**Short problem**
Find each line with the string "image" and copy it.

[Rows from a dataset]
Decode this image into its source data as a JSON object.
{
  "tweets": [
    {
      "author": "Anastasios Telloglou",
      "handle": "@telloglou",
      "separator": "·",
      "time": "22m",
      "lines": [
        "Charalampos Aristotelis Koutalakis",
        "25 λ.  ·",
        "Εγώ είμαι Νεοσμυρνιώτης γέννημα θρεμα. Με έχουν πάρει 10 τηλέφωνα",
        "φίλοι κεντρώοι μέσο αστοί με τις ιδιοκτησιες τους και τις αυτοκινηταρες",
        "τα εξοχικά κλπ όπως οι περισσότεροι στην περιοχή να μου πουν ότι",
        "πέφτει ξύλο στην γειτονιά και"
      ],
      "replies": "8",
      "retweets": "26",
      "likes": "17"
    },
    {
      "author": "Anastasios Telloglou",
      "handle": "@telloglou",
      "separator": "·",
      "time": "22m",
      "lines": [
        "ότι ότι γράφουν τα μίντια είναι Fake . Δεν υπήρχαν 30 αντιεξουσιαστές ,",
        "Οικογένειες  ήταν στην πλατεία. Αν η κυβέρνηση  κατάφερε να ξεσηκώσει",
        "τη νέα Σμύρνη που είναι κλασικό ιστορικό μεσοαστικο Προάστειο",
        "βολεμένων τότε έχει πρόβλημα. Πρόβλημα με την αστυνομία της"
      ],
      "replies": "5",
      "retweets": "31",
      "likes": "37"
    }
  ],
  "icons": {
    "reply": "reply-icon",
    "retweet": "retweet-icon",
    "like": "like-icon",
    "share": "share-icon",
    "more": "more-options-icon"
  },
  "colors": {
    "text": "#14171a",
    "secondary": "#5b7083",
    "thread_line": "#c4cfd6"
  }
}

--

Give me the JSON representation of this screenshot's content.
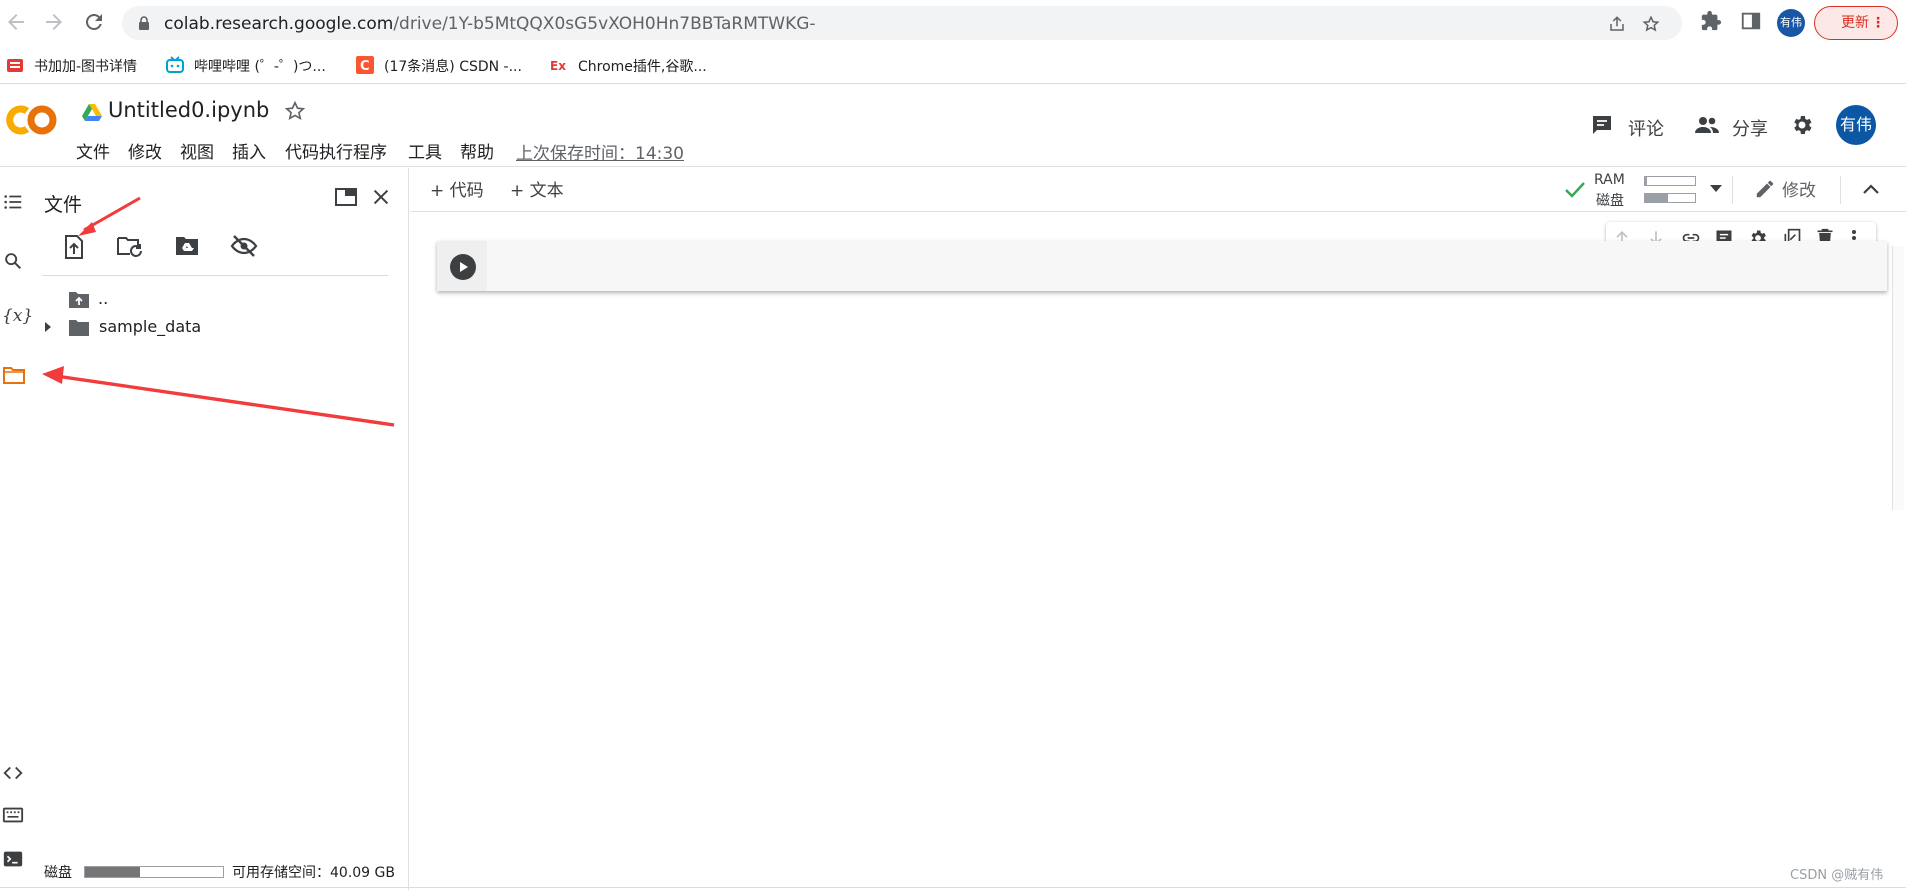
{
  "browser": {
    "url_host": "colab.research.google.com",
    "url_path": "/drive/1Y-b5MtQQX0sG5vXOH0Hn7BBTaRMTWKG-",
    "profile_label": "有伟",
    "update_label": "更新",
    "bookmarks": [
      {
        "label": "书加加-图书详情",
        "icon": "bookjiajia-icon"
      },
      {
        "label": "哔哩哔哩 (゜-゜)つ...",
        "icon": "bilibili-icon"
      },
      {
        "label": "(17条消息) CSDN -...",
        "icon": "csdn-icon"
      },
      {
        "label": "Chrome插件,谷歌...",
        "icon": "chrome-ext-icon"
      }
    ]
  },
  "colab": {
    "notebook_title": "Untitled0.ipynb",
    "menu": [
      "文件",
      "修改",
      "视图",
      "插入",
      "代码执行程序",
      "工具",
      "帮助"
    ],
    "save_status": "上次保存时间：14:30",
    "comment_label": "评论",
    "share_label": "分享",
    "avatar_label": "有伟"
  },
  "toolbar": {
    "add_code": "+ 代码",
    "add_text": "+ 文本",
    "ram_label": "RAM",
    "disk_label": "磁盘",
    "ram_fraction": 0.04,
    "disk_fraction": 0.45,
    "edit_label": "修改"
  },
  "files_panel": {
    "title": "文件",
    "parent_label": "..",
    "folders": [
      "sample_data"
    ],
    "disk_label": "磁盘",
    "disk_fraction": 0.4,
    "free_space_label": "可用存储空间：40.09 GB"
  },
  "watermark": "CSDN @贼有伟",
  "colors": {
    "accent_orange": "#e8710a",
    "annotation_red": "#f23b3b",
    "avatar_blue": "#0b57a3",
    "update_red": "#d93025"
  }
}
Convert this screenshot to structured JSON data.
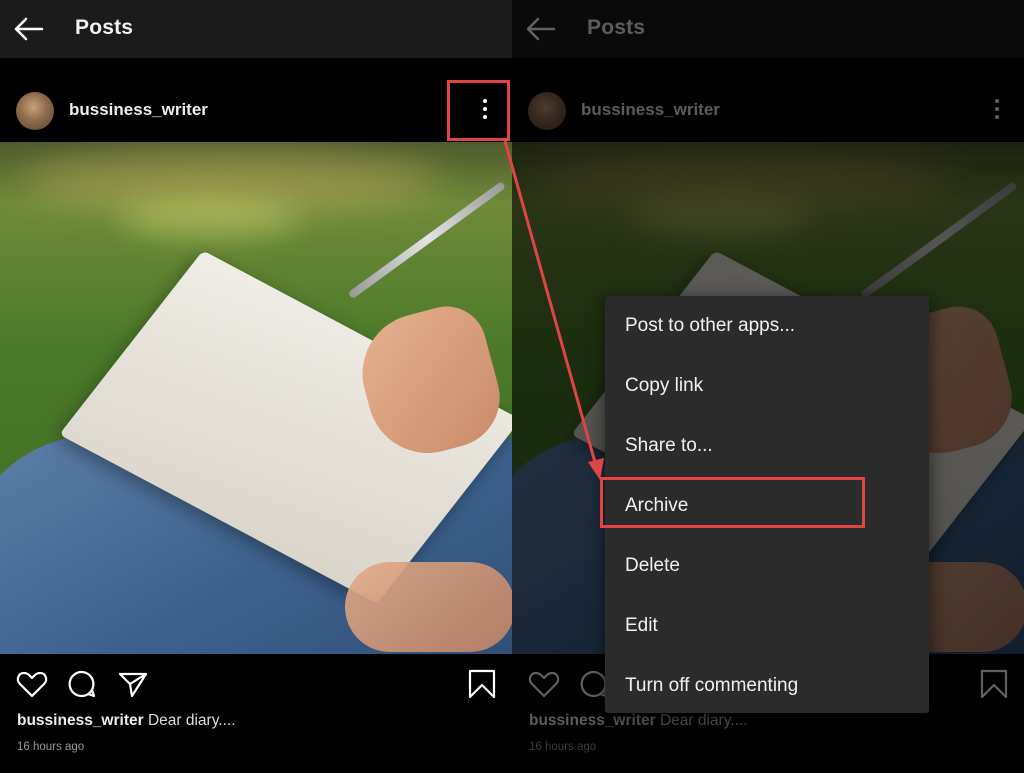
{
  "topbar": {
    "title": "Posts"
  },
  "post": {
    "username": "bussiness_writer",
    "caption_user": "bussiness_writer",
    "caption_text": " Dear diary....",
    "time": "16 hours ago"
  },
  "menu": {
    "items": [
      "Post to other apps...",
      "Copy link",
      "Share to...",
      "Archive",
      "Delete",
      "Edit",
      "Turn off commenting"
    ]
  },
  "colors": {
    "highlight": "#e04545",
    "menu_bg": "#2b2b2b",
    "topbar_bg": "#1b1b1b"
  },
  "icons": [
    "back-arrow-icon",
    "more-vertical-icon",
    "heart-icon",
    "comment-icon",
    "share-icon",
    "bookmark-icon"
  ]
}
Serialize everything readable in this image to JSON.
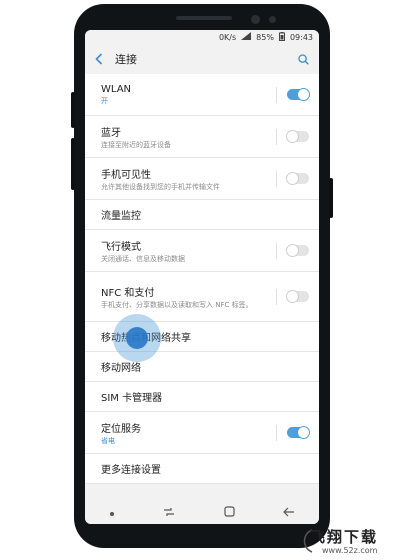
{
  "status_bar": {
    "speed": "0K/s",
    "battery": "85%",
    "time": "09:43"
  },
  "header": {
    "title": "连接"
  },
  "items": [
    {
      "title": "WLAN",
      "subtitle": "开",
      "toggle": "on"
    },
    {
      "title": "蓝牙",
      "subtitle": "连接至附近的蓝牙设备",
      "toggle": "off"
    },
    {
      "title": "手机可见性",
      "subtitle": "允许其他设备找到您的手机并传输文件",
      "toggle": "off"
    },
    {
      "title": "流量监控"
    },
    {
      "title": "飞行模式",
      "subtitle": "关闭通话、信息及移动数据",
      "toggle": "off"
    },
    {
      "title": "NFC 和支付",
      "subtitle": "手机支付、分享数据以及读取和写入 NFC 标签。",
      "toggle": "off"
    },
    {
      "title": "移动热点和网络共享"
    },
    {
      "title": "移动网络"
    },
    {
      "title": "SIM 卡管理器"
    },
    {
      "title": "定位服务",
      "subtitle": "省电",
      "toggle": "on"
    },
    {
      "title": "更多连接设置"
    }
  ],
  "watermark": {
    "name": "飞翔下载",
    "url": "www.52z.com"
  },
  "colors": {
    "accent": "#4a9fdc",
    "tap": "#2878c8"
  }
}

**Output**
Decode this image into its source data as a JSON object.
Serialize everything readable in this image to JSON.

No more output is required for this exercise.